§ Aim of the exercise:
Below are entries; tally how many lines hold the string "праздничные" and answer with only that figure.

Saved entries:
┌────────
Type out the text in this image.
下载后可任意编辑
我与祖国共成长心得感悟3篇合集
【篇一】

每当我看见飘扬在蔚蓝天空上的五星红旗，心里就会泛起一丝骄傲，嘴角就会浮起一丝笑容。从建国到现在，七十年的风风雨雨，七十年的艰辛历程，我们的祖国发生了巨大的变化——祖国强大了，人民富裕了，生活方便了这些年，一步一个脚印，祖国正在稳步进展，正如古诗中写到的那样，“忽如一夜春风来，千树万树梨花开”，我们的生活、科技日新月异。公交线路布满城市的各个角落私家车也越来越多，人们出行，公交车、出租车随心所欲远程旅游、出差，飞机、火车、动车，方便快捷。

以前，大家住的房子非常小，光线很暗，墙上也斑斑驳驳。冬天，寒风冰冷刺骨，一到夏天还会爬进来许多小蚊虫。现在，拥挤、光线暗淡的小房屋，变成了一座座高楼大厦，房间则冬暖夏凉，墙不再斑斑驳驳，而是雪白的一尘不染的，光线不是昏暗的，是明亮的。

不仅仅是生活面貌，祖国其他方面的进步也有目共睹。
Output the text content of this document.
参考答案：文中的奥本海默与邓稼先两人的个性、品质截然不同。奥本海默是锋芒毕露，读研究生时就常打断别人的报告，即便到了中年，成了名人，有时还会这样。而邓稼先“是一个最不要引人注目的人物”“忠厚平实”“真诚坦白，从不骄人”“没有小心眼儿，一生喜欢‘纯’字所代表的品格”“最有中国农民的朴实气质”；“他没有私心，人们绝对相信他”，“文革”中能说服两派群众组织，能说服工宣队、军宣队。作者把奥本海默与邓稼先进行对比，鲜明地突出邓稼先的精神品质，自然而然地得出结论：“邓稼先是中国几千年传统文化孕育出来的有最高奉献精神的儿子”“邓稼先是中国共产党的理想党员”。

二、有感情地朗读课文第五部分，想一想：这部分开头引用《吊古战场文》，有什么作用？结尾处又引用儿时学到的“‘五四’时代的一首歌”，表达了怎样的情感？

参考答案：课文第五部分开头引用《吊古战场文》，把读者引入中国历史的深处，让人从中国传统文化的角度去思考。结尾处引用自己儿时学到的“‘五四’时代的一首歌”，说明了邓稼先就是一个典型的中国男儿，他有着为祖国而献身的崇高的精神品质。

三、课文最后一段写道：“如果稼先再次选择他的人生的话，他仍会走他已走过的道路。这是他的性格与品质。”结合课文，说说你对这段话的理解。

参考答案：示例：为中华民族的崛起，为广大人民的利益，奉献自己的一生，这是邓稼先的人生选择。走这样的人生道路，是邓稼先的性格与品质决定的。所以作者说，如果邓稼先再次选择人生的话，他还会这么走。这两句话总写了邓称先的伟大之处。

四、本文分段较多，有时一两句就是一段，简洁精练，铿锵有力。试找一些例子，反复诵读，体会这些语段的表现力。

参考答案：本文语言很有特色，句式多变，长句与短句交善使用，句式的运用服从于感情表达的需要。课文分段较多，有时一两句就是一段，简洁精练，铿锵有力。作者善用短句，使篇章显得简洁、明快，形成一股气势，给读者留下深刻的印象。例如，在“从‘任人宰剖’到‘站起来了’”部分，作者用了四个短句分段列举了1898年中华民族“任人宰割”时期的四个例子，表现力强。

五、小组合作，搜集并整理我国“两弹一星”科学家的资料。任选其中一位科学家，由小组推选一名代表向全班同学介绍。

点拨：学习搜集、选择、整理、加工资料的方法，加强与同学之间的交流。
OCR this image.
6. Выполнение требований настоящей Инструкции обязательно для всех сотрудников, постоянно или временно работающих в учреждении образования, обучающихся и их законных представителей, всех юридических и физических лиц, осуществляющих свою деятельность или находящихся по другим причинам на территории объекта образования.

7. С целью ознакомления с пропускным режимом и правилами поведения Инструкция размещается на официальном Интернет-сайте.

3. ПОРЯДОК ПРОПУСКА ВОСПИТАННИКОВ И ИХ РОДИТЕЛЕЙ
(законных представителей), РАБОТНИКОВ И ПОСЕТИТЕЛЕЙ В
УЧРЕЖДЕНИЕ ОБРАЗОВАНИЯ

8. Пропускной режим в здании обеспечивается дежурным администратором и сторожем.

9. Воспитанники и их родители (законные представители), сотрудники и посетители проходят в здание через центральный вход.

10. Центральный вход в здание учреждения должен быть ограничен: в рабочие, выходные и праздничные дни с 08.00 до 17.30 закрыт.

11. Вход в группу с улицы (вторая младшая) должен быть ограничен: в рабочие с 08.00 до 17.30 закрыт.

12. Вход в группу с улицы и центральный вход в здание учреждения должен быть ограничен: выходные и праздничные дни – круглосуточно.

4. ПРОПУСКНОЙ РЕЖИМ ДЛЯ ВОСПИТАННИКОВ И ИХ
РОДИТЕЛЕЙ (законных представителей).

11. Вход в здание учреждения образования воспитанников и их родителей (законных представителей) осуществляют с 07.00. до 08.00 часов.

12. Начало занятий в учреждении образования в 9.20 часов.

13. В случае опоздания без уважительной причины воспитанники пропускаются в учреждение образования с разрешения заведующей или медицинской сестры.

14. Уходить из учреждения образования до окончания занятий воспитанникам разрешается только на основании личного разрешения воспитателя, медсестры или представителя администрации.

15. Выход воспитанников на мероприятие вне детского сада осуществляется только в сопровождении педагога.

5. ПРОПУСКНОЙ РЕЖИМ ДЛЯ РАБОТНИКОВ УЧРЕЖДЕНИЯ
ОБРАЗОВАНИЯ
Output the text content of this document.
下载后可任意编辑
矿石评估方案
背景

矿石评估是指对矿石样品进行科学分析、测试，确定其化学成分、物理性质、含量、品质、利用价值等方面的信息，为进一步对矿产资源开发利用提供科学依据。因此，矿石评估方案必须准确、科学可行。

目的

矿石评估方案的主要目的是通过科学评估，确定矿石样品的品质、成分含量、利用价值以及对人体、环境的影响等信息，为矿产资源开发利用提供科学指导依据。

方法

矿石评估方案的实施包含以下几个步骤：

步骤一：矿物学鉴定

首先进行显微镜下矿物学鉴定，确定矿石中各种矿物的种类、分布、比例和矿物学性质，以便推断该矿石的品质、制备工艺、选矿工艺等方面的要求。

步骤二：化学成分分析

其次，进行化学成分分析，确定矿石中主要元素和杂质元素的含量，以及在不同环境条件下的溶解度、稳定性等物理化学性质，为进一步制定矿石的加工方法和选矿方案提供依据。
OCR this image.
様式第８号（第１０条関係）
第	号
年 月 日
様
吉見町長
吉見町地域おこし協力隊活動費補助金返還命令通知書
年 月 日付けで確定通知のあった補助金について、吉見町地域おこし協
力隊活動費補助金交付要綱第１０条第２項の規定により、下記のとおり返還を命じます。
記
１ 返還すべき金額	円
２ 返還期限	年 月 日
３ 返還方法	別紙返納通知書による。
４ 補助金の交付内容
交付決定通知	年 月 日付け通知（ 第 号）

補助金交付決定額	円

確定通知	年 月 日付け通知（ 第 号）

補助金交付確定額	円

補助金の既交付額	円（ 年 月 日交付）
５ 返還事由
└────────
§ The result:
2